• **Exercise brief**
Reproduce this listing in full.

——————

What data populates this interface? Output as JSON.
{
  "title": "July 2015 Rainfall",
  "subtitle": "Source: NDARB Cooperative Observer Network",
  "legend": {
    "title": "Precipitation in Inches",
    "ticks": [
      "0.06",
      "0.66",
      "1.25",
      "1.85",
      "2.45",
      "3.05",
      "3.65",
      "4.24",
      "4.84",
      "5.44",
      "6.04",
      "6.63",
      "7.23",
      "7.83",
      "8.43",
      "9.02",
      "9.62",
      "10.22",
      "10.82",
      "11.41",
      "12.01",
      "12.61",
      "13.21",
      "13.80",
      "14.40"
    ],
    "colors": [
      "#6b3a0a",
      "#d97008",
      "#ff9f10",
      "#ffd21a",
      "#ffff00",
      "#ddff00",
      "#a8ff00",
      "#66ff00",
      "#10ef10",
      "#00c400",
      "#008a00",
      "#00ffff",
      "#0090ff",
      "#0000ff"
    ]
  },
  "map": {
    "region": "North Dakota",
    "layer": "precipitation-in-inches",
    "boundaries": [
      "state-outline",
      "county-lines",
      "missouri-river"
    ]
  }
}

——————

• **Worked answer**
What data populates this interface? Output as JSON.
{
  "title": "July 2015 Rainfall",
  "subtitle": "Source: NDARB Cooperative Observer Network",
  "legend": {
    "title": "Precipitation in Inches",
    "ticks": [
      "0.06",
      "0.66",
      "1.25",
      "1.85",
      "2.45",
      "3.05",
      "3.65",
      "4.24",
      "4.84",
      "5.44",
      "6.04",
      "6.63",
      "7.23",
      "7.83",
      "8.43",
      "9.02",
      "9.62",
      "10.22",
      "10.82",
      "11.41",
      "12.01",
      "12.61",
      "13.21",
      "13.80",
      "14.40"
    ],
    "colors": [
      "#6b3a0a",
      "#d97008",
      "#ff9f10",
      "#ffd21a",
      "#ffff00",
      "#ddff00",
      "#a8ff00",
      "#66ff00",
      "#10ef10",
      "#00c400",
      "#008a00",
      "#00ffff",
      "#0090ff",
      "#0000ff"
    ]
  },
  "map": {
    "region": "North Dakota",
    "layer": "precipitation-in-inches",
    "boundaries": [
      "state-outline",
      "county-lines",
      "missouri-river"
    ]
  }
}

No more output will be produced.